#### [Exercise details]
Locate the word "this" in the material, then show every line that holds it.

#### [Record set]
-- Start --
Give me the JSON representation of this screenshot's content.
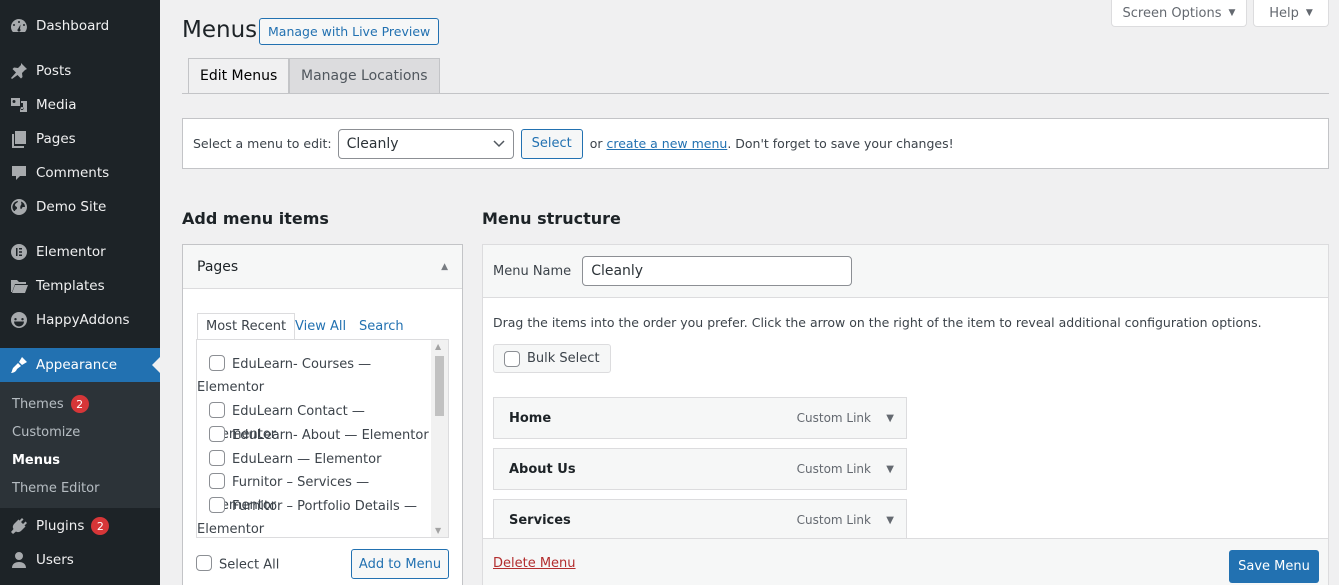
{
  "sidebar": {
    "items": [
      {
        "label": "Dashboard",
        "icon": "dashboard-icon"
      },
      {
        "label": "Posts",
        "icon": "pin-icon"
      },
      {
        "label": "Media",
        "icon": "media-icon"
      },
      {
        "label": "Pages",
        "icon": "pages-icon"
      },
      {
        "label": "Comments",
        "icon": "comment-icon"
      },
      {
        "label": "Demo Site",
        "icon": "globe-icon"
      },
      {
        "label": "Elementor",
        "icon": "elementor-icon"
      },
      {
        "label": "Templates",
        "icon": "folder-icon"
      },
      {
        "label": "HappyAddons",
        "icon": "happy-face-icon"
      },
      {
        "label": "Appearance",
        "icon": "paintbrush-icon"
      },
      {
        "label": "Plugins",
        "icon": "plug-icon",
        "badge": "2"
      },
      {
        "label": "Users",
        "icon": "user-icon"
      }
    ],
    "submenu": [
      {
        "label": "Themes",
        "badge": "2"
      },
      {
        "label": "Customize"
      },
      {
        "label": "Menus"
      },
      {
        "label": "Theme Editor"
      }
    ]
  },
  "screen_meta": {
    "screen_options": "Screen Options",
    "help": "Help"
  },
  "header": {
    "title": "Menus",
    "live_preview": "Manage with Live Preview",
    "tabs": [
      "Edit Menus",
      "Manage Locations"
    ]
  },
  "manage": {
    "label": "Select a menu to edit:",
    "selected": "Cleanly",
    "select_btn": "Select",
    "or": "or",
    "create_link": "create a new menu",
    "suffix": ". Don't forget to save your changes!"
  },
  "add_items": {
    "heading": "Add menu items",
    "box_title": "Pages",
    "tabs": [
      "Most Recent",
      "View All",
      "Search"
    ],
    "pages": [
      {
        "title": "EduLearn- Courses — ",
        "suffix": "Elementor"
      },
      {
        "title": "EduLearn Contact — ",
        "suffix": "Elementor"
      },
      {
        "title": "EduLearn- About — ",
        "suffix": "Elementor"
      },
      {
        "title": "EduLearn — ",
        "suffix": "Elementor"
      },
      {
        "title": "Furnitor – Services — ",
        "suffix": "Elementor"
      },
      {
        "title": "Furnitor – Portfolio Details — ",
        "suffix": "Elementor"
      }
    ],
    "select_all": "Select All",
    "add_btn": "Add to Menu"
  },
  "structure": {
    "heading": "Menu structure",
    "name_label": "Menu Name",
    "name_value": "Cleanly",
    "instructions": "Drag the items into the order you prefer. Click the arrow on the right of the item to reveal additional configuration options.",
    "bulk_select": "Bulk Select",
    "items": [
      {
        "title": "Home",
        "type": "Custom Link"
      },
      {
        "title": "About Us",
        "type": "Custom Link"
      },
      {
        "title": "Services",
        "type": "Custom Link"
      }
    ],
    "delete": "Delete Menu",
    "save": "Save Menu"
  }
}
-- End --
-- Start --
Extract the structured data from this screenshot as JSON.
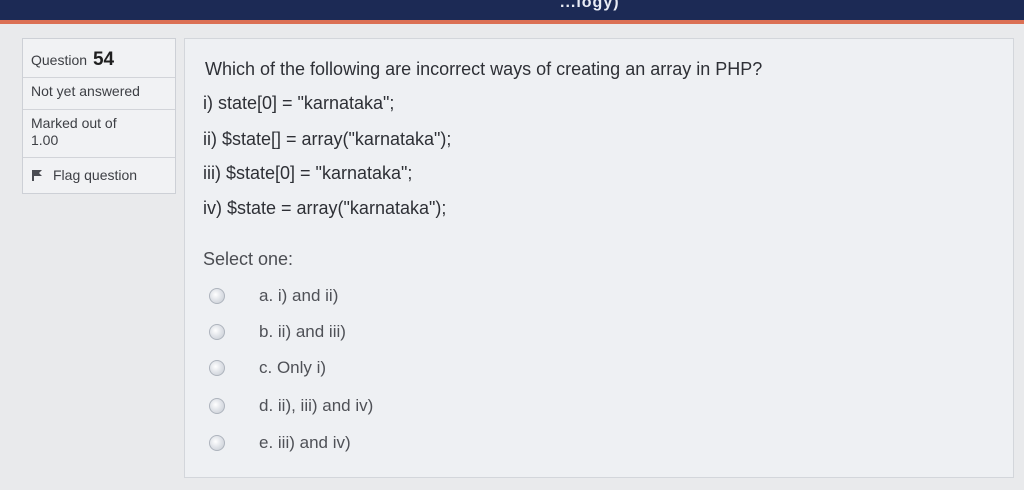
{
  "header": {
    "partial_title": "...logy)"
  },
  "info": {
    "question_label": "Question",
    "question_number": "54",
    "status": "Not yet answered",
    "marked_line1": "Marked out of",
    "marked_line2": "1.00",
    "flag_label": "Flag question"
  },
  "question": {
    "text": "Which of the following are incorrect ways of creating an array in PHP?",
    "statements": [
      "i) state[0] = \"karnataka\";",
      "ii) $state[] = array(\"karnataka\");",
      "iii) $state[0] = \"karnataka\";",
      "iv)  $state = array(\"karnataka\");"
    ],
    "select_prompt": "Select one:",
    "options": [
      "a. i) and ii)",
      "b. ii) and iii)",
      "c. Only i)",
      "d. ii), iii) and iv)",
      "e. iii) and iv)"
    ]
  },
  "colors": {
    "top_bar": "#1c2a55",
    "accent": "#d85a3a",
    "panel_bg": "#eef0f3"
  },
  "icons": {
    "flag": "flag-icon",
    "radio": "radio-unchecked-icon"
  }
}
-- End --
-- Start --
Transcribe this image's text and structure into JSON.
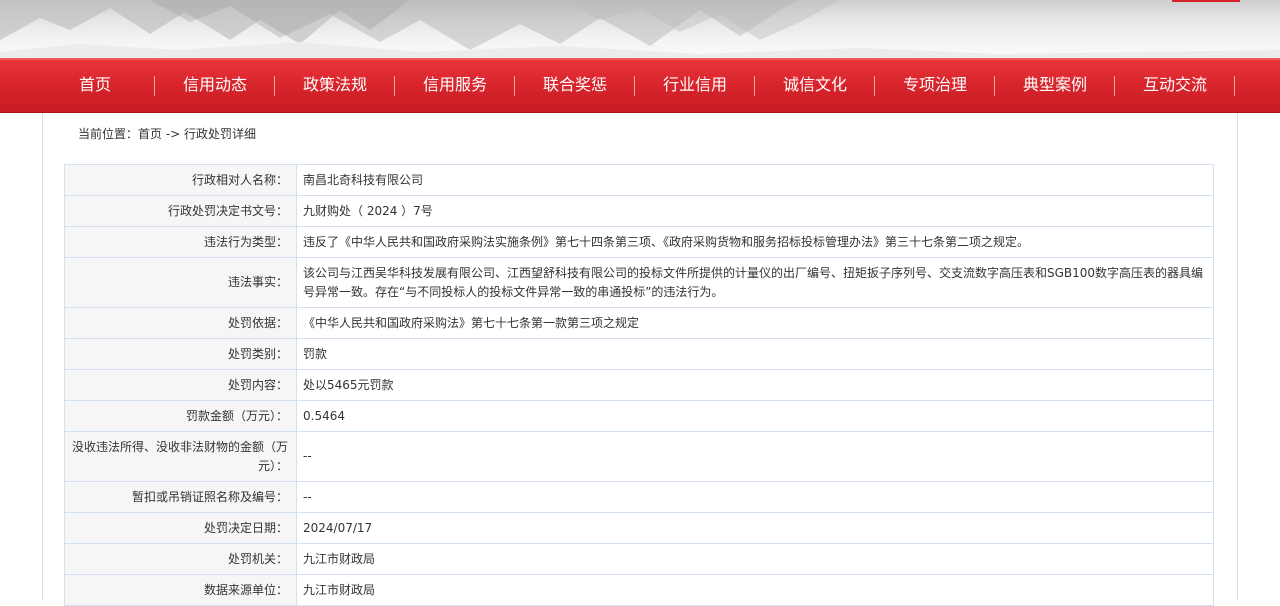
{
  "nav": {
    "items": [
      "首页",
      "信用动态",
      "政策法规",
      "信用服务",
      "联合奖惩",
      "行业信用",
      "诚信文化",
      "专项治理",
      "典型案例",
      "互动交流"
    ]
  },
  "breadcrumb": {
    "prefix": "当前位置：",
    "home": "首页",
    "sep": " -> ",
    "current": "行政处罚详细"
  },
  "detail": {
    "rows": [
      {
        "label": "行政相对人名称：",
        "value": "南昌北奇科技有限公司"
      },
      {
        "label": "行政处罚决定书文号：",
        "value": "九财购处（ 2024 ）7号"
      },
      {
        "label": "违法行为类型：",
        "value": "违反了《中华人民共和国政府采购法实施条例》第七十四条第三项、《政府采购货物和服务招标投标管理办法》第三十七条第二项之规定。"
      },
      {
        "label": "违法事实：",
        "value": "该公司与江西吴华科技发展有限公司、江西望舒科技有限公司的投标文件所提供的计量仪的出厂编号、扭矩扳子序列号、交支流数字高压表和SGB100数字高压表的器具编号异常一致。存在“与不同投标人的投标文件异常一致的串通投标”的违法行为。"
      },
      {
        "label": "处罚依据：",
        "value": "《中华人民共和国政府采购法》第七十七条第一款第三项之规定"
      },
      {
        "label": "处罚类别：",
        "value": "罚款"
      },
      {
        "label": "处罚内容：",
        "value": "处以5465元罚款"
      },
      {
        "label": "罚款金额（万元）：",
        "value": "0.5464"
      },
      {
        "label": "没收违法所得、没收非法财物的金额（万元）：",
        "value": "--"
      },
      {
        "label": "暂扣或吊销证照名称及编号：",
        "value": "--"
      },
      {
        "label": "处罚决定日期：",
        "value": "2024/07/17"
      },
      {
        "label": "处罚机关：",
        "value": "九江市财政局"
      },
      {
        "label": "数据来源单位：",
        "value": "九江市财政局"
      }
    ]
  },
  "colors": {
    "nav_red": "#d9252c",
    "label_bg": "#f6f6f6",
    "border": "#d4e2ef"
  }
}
-- End --
#### [Exercise response]
Give me the JSON representation of this screenshot's content.
Extract the structured data from this screenshot as JSON.
Transcribe this image's text and structure into JSON.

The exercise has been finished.